Texto fornecido:
::::
Cena do filme “Mentes perigosas”.| Foto: Reprodução/Buena Vista Pictures

“Se você ensiná-lo a ler [disse o senhor Auld], ele vai querer saber como escrever; e tendo conseguido, fugirá” […]. “Muito bem”, pensei, “o conhecimento torna uma criança inapta para ser um escravo”. Eu instintivamente consenti com a proposição; e a partir daquele momento entendi o caminho direto da escravidão para a liberdade. (Frederick Douglass)

Terminei meu artigo da última semana com uma pergunta incômoda: Como garantir educação para todos – e de qualidade – se nem todos querem estar na escola? Apesar de parecer inapropriada, é uma pergunta séria, pois é a própria Constituição que garante, em seu artigo 208, fruto da emenda constitucional 59/2009, “educação básica obrigatória e gratuita dos 4 (quatro) aos 17 (dezessete) anos de idade, assegurada inclusive sua oferta gratuita para todos os que a ela não tiveram acesso na idade própria”. É curioso que o projeto de lei que gerou tal emenda – a PEC 277/2008, transformada na EC 59/2009 – teve origem numa discussão burocrática que tratava do fim gradativo da Desvinculação de Receitas da União (DRU) sobre os recursos da educação. O então deputado Rogério Marinho redigiu um substitutivo que aumentava a idade da educação obrigatória até os dezessete anos. Mas, de acordo com uma reportagem da época ,“a inclusão dessas medidas tem como objetivo direcionar a verba atualmente destinada a DRU, cerca de R$ 9 bilhões por ano”. Ou seja, uma alteração meramente econômica cujos efeitos práticos – um deles, por exemplo, a quantidade absolutamente antipedagógica de 40 alunos por sala de aula – não foram sequer colocadas em discussão. Disse Marinho, à época: “As alterações foram feitas para dar foco ao dinheiro que anteriormente era desvinculado”.
::::
Objetivo 1:
Responda, de acordo com o texto fornecido:
(a) Que artigo da Constituição garante a educação básica obrigatória e gratuita?
(b) Quem redigiu o substitutivo que aumentava a idade da educação obrigatória até os dezessete anos?
(c) Segundo a reportagem da época, qual era o valor anual da verba destinada à DRU?
Objetivo 2: Copie do texto fornecido o trecho que começa em "Cena do filme" e vai até "liberdade. (Frederick Douglass)", incluindo estas últimas palavras.
Responda com base somente no texto fornecido.
::::
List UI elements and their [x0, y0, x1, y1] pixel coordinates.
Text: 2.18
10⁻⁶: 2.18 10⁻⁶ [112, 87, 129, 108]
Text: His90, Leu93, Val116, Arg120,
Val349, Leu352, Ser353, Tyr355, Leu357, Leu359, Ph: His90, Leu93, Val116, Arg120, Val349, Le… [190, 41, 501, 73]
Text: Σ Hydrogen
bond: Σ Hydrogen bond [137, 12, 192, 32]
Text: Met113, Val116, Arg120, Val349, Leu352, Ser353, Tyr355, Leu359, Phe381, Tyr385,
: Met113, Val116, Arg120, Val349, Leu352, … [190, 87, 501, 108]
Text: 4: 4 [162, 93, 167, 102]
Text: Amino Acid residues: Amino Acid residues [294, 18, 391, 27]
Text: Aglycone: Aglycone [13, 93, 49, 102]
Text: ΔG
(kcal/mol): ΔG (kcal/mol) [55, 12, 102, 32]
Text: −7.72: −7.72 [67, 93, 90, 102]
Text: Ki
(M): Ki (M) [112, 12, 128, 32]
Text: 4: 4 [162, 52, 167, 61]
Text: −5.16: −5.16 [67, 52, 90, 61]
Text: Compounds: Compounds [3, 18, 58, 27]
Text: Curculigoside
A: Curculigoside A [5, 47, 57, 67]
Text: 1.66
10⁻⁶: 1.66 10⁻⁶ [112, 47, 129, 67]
::::
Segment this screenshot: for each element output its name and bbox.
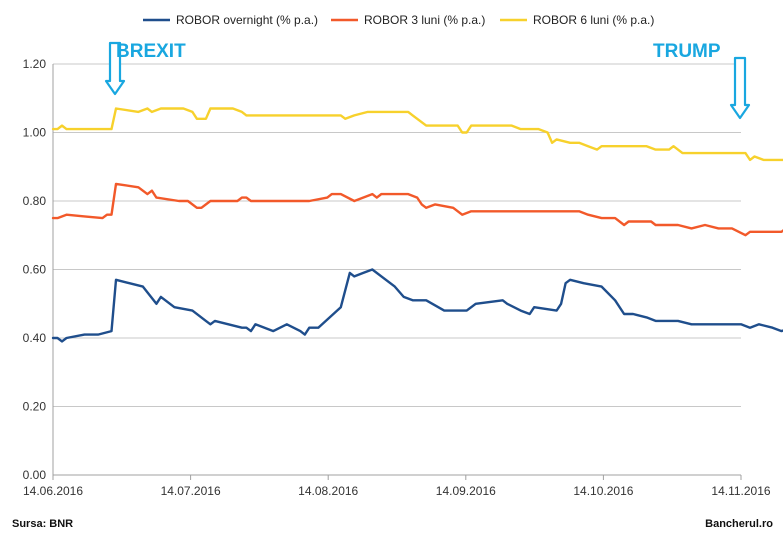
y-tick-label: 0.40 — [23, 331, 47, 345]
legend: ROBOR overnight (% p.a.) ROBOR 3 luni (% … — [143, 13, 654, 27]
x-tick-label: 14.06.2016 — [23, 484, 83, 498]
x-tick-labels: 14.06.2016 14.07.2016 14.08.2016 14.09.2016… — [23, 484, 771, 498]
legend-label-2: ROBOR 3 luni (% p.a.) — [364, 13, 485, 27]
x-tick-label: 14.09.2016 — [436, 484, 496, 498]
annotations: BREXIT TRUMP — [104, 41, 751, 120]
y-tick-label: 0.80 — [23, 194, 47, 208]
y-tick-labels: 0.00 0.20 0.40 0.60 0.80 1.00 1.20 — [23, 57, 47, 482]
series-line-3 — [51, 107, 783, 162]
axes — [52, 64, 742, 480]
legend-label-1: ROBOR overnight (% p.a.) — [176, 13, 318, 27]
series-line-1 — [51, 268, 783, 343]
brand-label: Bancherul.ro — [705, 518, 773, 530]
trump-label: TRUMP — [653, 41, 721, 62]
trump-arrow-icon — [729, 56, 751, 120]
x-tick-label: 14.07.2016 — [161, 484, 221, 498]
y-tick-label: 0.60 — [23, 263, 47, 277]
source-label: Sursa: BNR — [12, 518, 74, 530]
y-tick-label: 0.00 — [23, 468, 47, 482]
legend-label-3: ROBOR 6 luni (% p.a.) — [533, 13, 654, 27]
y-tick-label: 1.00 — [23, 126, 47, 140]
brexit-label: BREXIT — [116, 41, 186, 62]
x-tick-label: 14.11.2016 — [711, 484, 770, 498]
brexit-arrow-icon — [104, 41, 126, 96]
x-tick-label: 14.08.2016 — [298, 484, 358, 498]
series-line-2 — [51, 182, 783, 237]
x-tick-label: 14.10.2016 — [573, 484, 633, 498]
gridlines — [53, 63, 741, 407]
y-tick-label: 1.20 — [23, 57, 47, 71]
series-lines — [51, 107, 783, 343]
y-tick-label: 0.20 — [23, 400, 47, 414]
::::
Resposta correta 1:
(a) O artigo 208.
(b) O então deputado Rogério Marinho.
(c) Cerca de R$ 9 bilhões por ano.

Resposta correta 2:
Cena do filme “Mentes perigosas”.| Foto: Reprodução/Buena Vista Pictures

“Se você ensiná-lo a ler [disse o senhor Auld], ele vai querer saber como escrever; e tendo conseguido, fugirá” […]. “Muito bem”, pensei, “o conhecimento torna uma criança inapta para ser um escravo”. Eu instintivamente consenti com a proposição; e a partir daquele momento entendi o caminho direto da escravidão para a liberdade. (Frederick Douglass)